Data records:
-- BEGIN --
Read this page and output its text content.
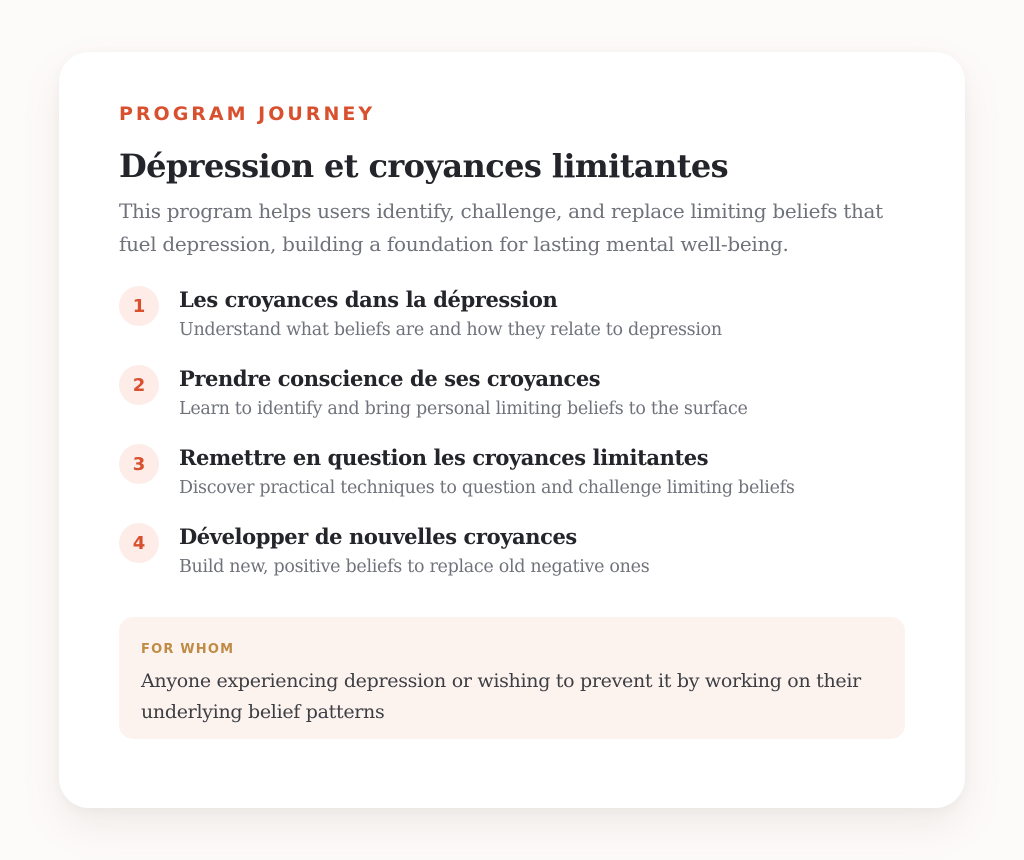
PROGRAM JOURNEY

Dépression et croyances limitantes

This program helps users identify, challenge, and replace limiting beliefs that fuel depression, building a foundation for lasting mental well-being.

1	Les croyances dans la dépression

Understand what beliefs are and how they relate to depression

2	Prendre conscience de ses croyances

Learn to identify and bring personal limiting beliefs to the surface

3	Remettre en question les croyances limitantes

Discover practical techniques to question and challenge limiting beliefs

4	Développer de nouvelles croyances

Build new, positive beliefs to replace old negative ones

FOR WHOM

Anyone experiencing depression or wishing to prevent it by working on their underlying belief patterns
-- END --
Work required:
Do not copy the pictures, but repeat every line exactly.

Response to this task:
Read this page and output its text content.
PROGRAM JOURNEY

Dépression et croyances limitantes

This program helps users identify, challenge, and replace limiting beliefs that fuel depression, building a foundation for lasting mental well-being.

1	Les croyances dans la dépression

Understand what beliefs are and how they relate to depression

2	Prendre conscience de ses croyances

Learn to identify and bring personal limiting beliefs to the surface

3	Remettre en question les croyances limitantes

Discover practical techniques to question and challenge limiting beliefs

4	Développer de nouvelles croyances

Build new, positive beliefs to replace old negative ones

FOR WHOM

Anyone experiencing depression or wishing to prevent it by working on their underlying belief patterns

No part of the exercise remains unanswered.